**SET TASK**.
Return all lines that include the string "were".

**Dataset entries**.
* BEGIN *

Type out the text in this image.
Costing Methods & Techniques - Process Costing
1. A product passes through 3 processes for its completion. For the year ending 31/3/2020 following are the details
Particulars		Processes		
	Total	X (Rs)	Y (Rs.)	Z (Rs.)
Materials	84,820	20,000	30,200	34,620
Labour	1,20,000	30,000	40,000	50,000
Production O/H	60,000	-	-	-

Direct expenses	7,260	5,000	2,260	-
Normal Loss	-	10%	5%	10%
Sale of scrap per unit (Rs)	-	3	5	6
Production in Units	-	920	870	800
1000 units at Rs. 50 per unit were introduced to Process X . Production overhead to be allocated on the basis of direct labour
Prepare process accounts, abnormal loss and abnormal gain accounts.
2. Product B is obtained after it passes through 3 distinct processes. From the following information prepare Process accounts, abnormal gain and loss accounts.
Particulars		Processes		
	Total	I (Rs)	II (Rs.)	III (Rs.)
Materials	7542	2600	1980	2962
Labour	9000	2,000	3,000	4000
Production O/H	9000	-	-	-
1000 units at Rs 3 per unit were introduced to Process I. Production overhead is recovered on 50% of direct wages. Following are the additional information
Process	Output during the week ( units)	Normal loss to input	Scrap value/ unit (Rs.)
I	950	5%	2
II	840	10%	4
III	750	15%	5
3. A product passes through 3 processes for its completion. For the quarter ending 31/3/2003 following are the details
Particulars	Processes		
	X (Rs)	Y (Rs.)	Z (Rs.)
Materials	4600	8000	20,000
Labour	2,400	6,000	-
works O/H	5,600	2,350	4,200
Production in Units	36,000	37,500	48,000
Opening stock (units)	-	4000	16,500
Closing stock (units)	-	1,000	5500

* END *

**EXPECTED OUTPUT**.
1000 units at Rs. 50 per unit were introduced to Process X . Production overhead to be allocated on the basis of direct labour
1000 units at Rs 3 per unit were introduced to Process I. Production overhead is recovered on 50% of direct wages. Following are the additional information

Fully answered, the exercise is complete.